TASK INSTRUCTIONS. Check each line of the records below for the word "your" and copy those where it appears.
━━ EXERCISE INPUT
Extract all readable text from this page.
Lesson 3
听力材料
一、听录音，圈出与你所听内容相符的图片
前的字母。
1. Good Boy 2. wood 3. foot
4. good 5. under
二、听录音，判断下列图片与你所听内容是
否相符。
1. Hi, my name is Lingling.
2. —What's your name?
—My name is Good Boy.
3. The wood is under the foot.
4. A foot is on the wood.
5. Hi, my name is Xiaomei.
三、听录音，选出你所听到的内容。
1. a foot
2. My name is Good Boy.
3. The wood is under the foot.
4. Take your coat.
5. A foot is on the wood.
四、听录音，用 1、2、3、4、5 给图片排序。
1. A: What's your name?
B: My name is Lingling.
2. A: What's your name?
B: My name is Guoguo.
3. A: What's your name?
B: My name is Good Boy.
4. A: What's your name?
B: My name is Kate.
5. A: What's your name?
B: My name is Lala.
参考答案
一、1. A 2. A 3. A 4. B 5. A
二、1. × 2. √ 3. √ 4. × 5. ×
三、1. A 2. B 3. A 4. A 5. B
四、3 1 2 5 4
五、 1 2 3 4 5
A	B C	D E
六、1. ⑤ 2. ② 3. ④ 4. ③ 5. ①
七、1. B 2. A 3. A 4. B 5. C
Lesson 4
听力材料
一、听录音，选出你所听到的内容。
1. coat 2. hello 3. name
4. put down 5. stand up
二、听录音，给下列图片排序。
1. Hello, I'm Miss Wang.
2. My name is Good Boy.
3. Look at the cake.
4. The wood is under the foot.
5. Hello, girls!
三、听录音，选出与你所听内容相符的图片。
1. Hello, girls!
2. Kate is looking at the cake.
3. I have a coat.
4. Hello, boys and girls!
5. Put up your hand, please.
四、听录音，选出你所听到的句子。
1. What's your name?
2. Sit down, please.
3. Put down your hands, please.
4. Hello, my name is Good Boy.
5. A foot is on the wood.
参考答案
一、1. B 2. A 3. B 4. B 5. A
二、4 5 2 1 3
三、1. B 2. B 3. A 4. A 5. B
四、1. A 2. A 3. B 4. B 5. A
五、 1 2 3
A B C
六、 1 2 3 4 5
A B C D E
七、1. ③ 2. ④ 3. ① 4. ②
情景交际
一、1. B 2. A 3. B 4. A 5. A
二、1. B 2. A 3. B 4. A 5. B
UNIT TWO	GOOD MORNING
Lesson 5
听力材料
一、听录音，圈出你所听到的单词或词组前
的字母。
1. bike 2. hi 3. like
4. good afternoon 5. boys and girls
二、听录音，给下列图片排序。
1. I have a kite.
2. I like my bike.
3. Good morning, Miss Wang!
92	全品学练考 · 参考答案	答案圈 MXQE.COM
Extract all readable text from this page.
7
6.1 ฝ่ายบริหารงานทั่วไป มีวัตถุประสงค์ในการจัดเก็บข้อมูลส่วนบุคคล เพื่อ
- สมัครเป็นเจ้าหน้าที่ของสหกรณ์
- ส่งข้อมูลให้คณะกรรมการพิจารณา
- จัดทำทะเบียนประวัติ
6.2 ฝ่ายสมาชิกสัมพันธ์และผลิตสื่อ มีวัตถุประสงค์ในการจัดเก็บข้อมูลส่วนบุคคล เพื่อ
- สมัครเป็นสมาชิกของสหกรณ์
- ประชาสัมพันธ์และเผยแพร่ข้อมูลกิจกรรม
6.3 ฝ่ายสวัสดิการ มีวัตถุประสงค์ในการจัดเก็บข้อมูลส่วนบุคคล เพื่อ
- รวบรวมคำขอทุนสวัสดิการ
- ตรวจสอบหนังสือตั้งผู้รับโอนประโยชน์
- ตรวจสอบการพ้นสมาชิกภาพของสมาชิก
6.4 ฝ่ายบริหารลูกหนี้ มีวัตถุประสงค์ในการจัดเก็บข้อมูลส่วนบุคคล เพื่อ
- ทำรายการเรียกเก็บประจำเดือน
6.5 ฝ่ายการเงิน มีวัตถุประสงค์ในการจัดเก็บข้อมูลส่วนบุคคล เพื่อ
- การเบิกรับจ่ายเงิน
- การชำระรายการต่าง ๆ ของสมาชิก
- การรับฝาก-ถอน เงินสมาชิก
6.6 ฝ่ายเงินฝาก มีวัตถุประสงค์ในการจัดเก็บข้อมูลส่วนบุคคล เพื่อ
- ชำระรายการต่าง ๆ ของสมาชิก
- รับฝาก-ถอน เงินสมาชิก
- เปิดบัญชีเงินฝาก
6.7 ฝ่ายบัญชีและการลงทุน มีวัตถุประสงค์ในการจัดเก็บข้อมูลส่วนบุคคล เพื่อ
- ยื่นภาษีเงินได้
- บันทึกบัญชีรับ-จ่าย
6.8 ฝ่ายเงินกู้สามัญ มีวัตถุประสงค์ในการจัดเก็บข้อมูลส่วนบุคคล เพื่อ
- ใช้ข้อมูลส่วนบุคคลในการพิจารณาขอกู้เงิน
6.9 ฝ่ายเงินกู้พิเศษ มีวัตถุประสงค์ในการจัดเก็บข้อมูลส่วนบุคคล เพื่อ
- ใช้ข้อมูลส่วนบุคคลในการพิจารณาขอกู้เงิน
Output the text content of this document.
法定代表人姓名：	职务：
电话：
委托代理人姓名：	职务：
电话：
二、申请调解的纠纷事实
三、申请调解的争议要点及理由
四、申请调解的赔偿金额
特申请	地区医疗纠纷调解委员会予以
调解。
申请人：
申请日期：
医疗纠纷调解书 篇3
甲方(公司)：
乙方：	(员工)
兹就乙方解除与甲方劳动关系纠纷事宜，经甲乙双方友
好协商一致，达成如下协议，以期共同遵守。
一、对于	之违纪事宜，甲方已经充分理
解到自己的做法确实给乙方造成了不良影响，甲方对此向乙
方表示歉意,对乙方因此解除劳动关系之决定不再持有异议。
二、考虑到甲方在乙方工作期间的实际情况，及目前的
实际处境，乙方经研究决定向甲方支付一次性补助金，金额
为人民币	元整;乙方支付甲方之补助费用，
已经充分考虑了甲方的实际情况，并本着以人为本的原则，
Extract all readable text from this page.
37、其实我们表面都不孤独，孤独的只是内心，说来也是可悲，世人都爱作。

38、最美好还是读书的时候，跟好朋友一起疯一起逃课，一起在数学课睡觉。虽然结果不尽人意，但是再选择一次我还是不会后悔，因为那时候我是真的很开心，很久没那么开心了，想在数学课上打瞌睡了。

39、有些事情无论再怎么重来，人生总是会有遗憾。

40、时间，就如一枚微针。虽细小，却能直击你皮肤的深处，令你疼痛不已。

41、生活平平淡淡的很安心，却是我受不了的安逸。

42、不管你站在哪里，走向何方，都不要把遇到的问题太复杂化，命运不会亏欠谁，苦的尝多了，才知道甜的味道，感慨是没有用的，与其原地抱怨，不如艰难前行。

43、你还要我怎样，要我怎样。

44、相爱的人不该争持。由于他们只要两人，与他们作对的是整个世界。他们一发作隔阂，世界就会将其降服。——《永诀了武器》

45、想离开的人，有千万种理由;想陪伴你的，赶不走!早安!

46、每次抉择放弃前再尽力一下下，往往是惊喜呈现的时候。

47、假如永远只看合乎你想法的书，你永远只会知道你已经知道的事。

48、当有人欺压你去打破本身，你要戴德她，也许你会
━━━━
ANSWER TO THE TASK.
2. —What's your name?
4. Take your coat.
1. A: What's your name?
2. A: What's your name?
3. A: What's your name?
4. A: What's your name?
5. A: What's your name?
5. Put up your hand, please.
1. What's your name?
3. Put down your hands, please.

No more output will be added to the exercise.